[Collected data]
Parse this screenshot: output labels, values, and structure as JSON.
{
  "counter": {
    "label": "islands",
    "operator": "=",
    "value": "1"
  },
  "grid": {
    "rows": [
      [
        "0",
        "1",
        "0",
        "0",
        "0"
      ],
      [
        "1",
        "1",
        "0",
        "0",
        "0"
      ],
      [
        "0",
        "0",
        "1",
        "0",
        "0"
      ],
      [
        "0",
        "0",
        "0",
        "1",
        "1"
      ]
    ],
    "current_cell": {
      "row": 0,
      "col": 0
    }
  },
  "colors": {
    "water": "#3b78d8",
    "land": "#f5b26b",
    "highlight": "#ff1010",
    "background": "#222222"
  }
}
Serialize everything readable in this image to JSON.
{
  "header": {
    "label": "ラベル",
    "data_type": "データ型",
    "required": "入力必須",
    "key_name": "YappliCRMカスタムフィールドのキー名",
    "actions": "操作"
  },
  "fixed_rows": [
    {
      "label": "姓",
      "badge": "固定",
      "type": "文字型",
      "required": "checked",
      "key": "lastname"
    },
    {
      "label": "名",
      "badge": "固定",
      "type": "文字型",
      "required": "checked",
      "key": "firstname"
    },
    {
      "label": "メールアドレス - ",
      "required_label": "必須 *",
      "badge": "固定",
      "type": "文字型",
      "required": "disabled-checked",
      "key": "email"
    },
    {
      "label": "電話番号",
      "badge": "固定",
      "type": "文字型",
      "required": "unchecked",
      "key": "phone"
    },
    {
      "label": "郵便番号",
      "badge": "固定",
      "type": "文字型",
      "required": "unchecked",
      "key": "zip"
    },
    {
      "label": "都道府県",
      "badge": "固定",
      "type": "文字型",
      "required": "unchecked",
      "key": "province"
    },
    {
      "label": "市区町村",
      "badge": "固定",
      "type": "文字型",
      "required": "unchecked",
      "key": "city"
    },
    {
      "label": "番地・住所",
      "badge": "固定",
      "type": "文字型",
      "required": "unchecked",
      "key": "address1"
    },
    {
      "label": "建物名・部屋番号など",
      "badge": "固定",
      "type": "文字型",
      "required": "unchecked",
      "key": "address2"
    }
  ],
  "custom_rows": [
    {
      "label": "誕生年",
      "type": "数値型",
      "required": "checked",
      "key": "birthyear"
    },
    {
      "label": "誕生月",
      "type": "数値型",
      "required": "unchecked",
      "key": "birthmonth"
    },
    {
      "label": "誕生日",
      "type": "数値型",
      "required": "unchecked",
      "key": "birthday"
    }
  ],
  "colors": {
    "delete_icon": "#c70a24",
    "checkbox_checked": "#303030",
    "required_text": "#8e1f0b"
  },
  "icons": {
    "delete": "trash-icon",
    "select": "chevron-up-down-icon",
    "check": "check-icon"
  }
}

- Task: Your task is to extract all of the records exactly.

- Reply:
Parse this screenshot: output labels, values, and structure as JSON.
{
  "counter": {
    "label": "islands",
    "operator": "=",
    "value": "1"
  },
  "grid": {
    "rows": [
      [
        "0",
        "1",
        "0",
        "0",
        "0"
      ],
      [
        "1",
        "1",
        "0",
        "0",
        "0"
      ],
      [
        "0",
        "0",
        "1",
        "0",
        "0"
      ],
      [
        "0",
        "0",
        "0",
        "1",
        "1"
      ]
    ],
    "current_cell": {
      "row": 0,
      "col": 0
    }
  },
  "colors": {
    "water": "#3b78d8",
    "land": "#f5b26b",
    "highlight": "#ff1010",
    "background": "#222222"
  }
}
Serialize everything readable in this image to JSON.
{
  "header": {
    "label": "ラベル",
    "data_type": "データ型",
    "required": "入力必須",
    "key_name": "YappliCRMカスタムフィールドのキー名",
    "actions": "操作"
  },
  "fixed_rows": [
    {
      "label": "姓",
      "badge": "固定",
      "type": "文字型",
      "required": "checked",
      "key": "lastname"
    },
    {
      "label": "名",
      "badge": "固定",
      "type": "文字型",
      "required": "checked",
      "key": "firstname"
    },
    {
      "label": "メールアドレス - ",
      "required_label": "必須 *",
      "badge": "固定",
      "type": "文字型",
      "required": "disabled-checked",
      "key": "email"
    },
    {
      "label": "電話番号",
      "badge": "固定",
      "type": "文字型",
      "required": "unchecked",
      "key": "phone"
    },
    {
      "label": "郵便番号",
      "badge": "固定",
      "type": "文字型",
      "required": "unchecked",
      "key": "zip"
    },
    {
      "label": "都道府県",
      "badge": "固定",
      "type": "文字型",
      "required": "unchecked",
      "key": "province"
    },
    {
      "label": "市区町村",
      "badge": "固定",
      "type": "文字型",
      "required": "unchecked",
      "key": "city"
    },
    {
      "label": "番地・住所",
      "badge": "固定",
      "type": "文字型",
      "required": "unchecked",
      "key": "address1"
    },
    {
      "label": "建物名・部屋番号など",
      "badge": "固定",
      "type": "文字型",
      "required": "unchecked",
      "key": "address2"
    }
  ],
  "custom_rows": [
    {
      "label": "誕生年",
      "type": "数値型",
      "required": "checked",
      "key": "birthyear"
    },
    {
      "label": "誕生月",
      "type": "数値型",
      "required": "unchecked",
      "key": "birthmonth"
    },
    {
      "label": "誕生日",
      "type": "数値型",
      "required": "unchecked",
      "key": "birthday"
    }
  ],
  "colors": {
    "delete_icon": "#c70a24",
    "checkbox_checked": "#303030",
    "required_text": "#8e1f0b"
  },
  "icons": {
    "delete": "trash-icon",
    "select": "chevron-up-down-icon",
    "check": "check-icon"
  }
}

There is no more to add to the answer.